Dataset rows:
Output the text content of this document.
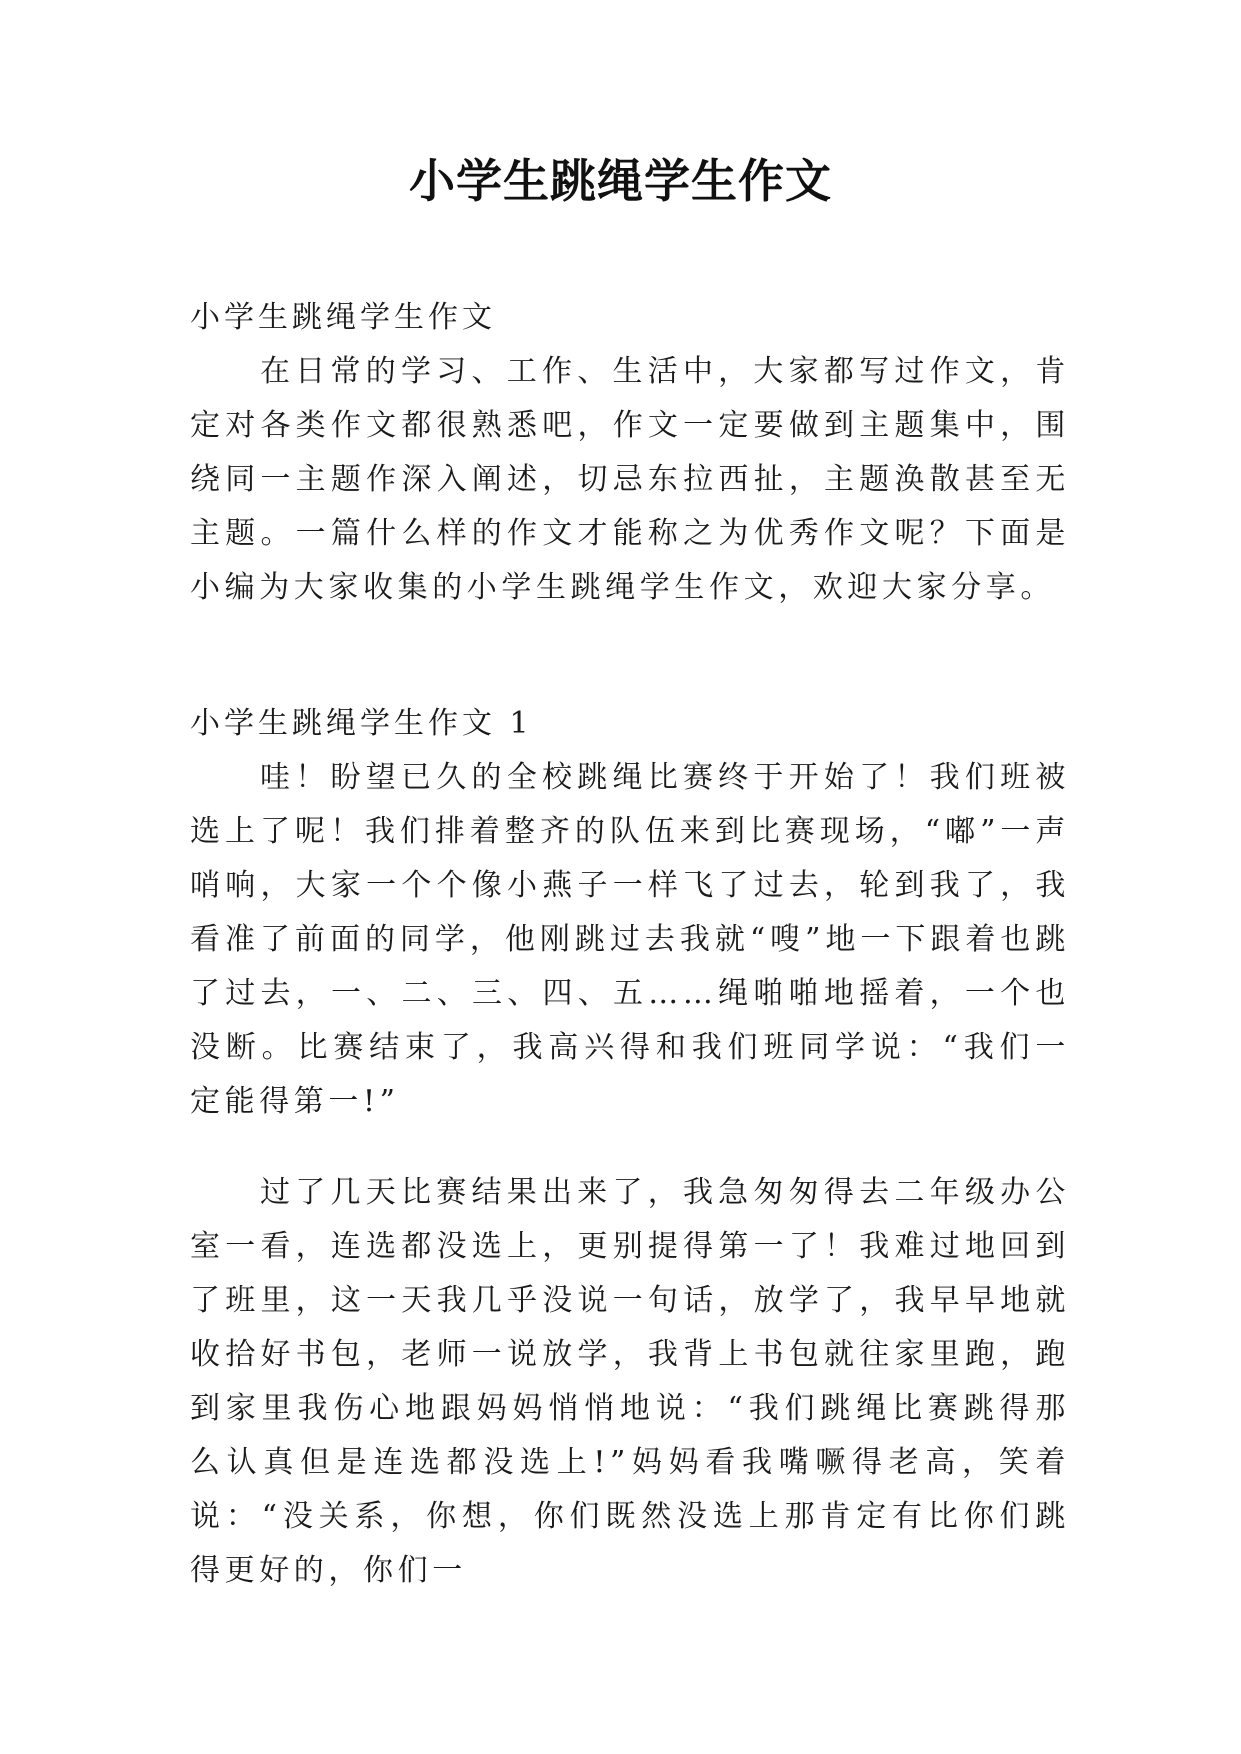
小学生跳绳学生作文
小学生跳绳学生作文
在日常的学习、工作、生活中，大家都写过作文，肯定对各类作文都很熟悉吧，作文一定要做到主题集中，围绕同一主题作深入阐述，切忌东拉西扯，主题涣散甚至无主题。一篇什么样的作文才能称之为优秀作文呢？下面是小编为大家收集的小学生跳绳学生作文，欢迎大家分享。
小学生跳绳学生作文 1
哇！盼望已久的全校跳绳比赛终于开始了！我们班被选上了呢！我们排着整齐的队伍来到比赛现场，“嘟”一声哨响，大家一个个像小燕子一样飞了过去，轮到我了，我看准了前面的同学，他刚跳过去我就“嗖”地一下跟着也跳了过去，一、二、三、四、五……绳啪啪地摇着，一个也没断。比赛结束了，我高兴得和我们班同学说：“我们一定能得第一!”
过了几天比赛结果出来了，我急匆匆得去二年级办公室一看，连选都没选上，更别提得第一了！我难过地回到了班里，这一天我几乎没说一句话，放学了，我早早地就收拾好书包，老师一说放学，我背上书包就往家里跑，跑到家里我伤心地跟妈妈悄悄地说：“我们跳绳比赛跳得那么认真但是连选都没选上!”妈妈看我嘴噘得老高，笑着说：“没关系，你想，你们既然没选上那肯定有比你们跳得更好的，你们一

Your task:
Your copy of the data above should match it exactly, except that pictures are left out.

Final result:
Output the text content of this document.
小学生跳绳学生作文
小学生跳绳学生作文
在日常的学习、工作、生活中，大家都写过作文，肯定对各类作文都很熟悉吧，作文一定要做到主题集中，围绕同一主题作深入阐述，切忌东拉西扯，主题涣散甚至无主题。一篇什么样的作文才能称之为优秀作文呢？下面是小编为大家收集的小学生跳绳学生作文，欢迎大家分享。
小学生跳绳学生作文 1
哇！盼望已久的全校跳绳比赛终于开始了！我们班被选上了呢！我们排着整齐的队伍来到比赛现场，“嘟”一声哨响，大家一个个像小燕子一样飞了过去，轮到我了，我看准了前面的同学，他刚跳过去我就“嗖”地一下跟着也跳了过去，一、二、三、四、五……绳啪啪地摇着，一个也没断。比赛结束了，我高兴得和我们班同学说：“我们一定能得第一!”
过了几天比赛结果出来了，我急匆匆得去二年级办公室一看，连选都没选上，更别提得第一了！我难过地回到了班里，这一天我几乎没说一句话，放学了，我早早地就收拾好书包，老师一说放学，我背上书包就往家里跑，跑到家里我伤心地跟妈妈悄悄地说：“我们跳绳比赛跳得那么认真但是连选都没选上!”妈妈看我嘴噘得老高，笑着说：“没关系，你想，你们既然没选上那肯定有比你们跳得更好的，你们一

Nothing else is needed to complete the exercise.